◆ **Task to carry out**
Rewrite everything from the first of the lines below down to and including the line containing "commune-cell: GANDIAYE: [262, 465, 520, 489]", renaming "commune-cell" to "municipality-cell" and leaving all else unchanged.

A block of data
★ ★ ★ ★ ★ ★ ★

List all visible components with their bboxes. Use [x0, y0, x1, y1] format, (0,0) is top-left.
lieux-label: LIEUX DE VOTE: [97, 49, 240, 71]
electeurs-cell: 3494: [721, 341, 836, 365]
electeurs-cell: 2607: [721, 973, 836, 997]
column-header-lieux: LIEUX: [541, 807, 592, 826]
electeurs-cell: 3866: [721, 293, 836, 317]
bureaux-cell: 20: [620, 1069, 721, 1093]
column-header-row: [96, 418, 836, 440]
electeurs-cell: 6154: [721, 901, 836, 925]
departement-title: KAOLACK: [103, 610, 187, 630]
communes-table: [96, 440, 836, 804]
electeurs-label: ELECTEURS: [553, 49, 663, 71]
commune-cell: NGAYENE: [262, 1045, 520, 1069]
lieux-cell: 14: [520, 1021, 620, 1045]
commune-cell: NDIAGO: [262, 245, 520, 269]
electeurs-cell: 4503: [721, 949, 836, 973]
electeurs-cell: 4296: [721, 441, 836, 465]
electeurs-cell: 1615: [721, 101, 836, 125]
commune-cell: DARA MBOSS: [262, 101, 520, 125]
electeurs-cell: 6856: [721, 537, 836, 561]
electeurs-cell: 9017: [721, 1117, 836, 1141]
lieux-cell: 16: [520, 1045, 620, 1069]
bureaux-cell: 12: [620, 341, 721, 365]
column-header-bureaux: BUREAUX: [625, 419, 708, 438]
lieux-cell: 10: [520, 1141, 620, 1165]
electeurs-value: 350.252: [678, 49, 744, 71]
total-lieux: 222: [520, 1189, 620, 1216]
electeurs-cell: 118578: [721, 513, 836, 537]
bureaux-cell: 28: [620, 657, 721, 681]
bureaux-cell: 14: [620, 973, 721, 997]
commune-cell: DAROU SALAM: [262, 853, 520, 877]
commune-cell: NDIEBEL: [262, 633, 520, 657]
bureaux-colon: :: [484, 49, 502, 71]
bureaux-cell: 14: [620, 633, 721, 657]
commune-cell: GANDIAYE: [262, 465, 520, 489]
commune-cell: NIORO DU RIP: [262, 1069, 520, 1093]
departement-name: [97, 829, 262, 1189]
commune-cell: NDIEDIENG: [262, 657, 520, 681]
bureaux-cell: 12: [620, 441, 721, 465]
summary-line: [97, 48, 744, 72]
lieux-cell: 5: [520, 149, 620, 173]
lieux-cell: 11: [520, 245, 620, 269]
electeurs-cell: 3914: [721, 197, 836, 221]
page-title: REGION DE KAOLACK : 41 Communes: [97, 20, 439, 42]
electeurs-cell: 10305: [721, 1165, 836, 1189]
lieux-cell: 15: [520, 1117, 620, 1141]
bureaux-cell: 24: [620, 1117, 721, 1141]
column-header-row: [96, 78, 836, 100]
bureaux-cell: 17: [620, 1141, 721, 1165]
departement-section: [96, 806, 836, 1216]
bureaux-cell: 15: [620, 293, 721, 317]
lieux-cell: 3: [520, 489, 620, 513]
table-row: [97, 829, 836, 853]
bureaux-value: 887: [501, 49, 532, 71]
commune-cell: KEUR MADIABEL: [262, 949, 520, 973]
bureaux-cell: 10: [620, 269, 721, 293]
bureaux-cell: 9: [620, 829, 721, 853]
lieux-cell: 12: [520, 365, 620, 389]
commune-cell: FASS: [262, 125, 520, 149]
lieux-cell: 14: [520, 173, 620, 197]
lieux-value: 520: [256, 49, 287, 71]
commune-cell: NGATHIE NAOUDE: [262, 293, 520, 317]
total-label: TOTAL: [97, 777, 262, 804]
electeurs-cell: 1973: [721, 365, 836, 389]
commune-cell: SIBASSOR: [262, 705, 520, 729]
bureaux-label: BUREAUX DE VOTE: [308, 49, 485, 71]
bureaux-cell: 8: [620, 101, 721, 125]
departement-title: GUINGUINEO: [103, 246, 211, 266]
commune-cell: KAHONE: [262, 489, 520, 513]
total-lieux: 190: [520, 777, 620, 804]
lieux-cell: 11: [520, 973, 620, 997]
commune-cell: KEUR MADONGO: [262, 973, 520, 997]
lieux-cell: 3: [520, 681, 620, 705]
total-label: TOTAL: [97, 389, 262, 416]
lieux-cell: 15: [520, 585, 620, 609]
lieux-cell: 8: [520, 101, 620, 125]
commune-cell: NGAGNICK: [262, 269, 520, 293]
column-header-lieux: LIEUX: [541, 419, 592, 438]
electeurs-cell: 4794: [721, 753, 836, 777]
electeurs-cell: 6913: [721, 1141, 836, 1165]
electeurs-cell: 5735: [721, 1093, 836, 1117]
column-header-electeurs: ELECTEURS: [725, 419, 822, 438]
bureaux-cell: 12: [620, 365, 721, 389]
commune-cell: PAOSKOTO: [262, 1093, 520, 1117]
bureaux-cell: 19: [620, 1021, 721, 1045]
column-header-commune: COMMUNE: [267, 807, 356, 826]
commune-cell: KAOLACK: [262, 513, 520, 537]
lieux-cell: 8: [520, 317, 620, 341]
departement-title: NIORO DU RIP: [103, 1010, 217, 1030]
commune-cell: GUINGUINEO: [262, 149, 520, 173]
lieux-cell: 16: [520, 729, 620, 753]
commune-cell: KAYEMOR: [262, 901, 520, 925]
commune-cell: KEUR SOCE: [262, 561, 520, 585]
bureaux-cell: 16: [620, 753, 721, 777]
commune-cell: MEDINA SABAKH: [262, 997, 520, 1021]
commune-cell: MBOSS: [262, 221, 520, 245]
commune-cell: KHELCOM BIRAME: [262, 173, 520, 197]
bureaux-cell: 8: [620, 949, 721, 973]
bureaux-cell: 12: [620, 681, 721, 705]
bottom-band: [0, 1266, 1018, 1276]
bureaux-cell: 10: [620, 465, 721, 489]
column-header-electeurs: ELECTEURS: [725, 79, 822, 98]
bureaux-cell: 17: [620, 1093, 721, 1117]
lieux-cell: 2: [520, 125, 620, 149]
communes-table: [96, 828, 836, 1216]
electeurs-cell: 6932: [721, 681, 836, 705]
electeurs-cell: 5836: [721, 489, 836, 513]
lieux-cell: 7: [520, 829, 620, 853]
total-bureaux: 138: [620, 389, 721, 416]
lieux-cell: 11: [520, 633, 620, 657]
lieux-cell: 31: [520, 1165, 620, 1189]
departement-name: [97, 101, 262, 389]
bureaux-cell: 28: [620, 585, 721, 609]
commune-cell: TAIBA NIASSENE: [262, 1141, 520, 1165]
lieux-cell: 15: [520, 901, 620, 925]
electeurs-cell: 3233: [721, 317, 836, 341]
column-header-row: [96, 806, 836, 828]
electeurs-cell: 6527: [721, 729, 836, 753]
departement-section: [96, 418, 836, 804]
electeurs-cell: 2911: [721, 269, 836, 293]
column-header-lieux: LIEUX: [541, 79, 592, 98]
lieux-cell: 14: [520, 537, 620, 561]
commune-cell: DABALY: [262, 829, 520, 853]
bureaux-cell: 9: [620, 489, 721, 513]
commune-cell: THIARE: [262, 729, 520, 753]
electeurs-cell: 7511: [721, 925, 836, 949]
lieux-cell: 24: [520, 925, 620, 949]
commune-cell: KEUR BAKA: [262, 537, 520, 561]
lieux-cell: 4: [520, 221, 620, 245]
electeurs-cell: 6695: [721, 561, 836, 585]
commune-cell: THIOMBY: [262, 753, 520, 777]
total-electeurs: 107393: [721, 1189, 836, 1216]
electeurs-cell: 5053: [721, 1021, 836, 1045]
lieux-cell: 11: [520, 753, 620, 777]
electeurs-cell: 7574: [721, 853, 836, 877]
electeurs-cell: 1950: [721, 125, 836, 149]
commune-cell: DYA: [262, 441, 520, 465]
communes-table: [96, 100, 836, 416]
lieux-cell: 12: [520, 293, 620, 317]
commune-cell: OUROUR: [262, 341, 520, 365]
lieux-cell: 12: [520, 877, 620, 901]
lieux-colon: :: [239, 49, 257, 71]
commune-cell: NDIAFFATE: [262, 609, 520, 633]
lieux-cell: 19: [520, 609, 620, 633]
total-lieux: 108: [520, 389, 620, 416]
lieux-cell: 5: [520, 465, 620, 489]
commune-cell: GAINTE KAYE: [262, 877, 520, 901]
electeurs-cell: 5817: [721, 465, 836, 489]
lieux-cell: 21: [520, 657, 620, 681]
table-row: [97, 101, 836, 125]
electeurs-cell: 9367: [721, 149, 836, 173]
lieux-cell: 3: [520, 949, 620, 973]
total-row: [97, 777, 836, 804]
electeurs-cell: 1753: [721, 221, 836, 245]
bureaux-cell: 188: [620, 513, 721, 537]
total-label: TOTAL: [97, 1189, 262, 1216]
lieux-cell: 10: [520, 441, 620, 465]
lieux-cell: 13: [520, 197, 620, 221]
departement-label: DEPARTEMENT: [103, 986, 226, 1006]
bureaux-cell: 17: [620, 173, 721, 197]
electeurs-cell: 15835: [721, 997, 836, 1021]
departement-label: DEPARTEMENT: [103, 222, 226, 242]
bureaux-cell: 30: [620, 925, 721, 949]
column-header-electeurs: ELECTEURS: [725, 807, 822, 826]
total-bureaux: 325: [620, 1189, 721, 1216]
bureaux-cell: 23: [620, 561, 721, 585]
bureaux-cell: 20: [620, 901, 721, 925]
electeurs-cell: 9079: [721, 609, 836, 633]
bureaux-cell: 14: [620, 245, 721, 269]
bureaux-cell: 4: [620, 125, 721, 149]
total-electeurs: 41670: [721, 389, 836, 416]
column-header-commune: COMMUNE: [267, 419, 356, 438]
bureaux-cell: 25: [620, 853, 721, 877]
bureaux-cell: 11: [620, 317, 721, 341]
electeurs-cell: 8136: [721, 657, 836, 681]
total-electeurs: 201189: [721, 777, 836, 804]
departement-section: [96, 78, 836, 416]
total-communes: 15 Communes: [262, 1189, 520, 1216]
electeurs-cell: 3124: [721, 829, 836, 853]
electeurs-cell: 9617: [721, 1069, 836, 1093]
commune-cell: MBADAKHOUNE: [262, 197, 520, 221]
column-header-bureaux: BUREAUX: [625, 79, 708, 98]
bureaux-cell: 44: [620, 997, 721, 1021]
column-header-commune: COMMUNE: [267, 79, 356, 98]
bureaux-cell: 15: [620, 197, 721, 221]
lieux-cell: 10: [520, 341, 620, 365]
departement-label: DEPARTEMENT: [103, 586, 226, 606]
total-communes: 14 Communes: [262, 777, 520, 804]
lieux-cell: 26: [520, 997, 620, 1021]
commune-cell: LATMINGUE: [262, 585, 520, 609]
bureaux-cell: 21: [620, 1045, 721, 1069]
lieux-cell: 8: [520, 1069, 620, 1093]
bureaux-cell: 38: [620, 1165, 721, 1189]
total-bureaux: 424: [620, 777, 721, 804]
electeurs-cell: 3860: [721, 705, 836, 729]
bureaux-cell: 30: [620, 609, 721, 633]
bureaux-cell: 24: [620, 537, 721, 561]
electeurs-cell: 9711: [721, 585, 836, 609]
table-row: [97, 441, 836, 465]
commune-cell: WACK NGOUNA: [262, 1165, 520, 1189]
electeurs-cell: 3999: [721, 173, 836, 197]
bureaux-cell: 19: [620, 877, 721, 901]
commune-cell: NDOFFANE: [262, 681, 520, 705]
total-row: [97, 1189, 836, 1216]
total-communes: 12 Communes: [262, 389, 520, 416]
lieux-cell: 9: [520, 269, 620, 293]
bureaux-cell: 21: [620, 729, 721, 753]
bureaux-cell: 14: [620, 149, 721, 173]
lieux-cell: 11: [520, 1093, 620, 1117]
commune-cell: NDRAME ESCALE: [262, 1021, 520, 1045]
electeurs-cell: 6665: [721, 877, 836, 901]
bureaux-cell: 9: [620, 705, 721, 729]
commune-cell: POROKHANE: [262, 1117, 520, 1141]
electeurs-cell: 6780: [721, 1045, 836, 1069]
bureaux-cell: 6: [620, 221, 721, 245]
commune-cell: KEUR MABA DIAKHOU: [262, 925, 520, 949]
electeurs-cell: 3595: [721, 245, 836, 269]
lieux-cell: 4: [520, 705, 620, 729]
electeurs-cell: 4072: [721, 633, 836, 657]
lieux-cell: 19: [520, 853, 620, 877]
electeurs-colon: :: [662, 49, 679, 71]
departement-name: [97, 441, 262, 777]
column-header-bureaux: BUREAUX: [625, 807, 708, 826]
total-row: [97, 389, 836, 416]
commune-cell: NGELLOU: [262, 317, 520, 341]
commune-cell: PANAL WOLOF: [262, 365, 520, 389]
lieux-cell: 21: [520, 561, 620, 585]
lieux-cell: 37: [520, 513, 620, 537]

★ ★ ★ ★ ★ ★ ★

◆ **Exercise answer**
List all visible components with their bboxes. Use [x0, y0, x1, y1] format, (0,0) is top-left.
lieux-label: LIEUX DE VOTE: [97, 49, 240, 71]
electeurs-cell: 3494: [721, 341, 836, 365]
electeurs-cell: 2607: [721, 973, 836, 997]
column-header-lieux: LIEUX: [541, 807, 592, 826]
electeurs-cell: 3866: [721, 293, 836, 317]
bureaux-cell: 20: [620, 1069, 721, 1093]
column-header-row: [96, 418, 836, 440]
electeurs-cell: 6154: [721, 901, 836, 925]
departement-title: KAOLACK: [103, 610, 187, 630]
communes-table: [96, 440, 836, 804]
electeurs-label: ELECTEURS: [553, 49, 663, 71]
municipality-cell: NGAYENE: [262, 1045, 520, 1069]
lieux-cell: 14: [520, 1021, 620, 1045]
municipality-cell: NDIAGO: [262, 245, 520, 269]
electeurs-cell: 4503: [721, 949, 836, 973]
electeurs-cell: 4296: [721, 441, 836, 465]
electeurs-cell: 1615: [721, 101, 836, 125]
municipality-cell: DARA MBOSS: [262, 101, 520, 125]
electeurs-cell: 6856: [721, 537, 836, 561]
electeurs-cell: 9017: [721, 1117, 836, 1141]
lieux-cell: 16: [520, 1045, 620, 1069]
bureaux-cell: 12: [620, 341, 721, 365]
column-header-bureaux: BUREAUX: [625, 419, 708, 438]
lieux-cell: 10: [520, 1141, 620, 1165]
electeurs-value: 350.252: [678, 49, 744, 71]
total-lieux: 222: [520, 1189, 620, 1216]
electeurs-cell: 118578: [721, 513, 836, 537]
bureaux-cell: 28: [620, 657, 721, 681]
bureaux-cell: 14: [620, 973, 721, 997]
municipality-cell: DAROU SALAM: [262, 853, 520, 877]
municipality-cell: NDIEBEL: [262, 633, 520, 657]
bureaux-colon: :: [484, 49, 502, 71]
bureaux-cell: 14: [620, 633, 721, 657]
municipality-cell: GANDIAYE: [262, 465, 520, 489]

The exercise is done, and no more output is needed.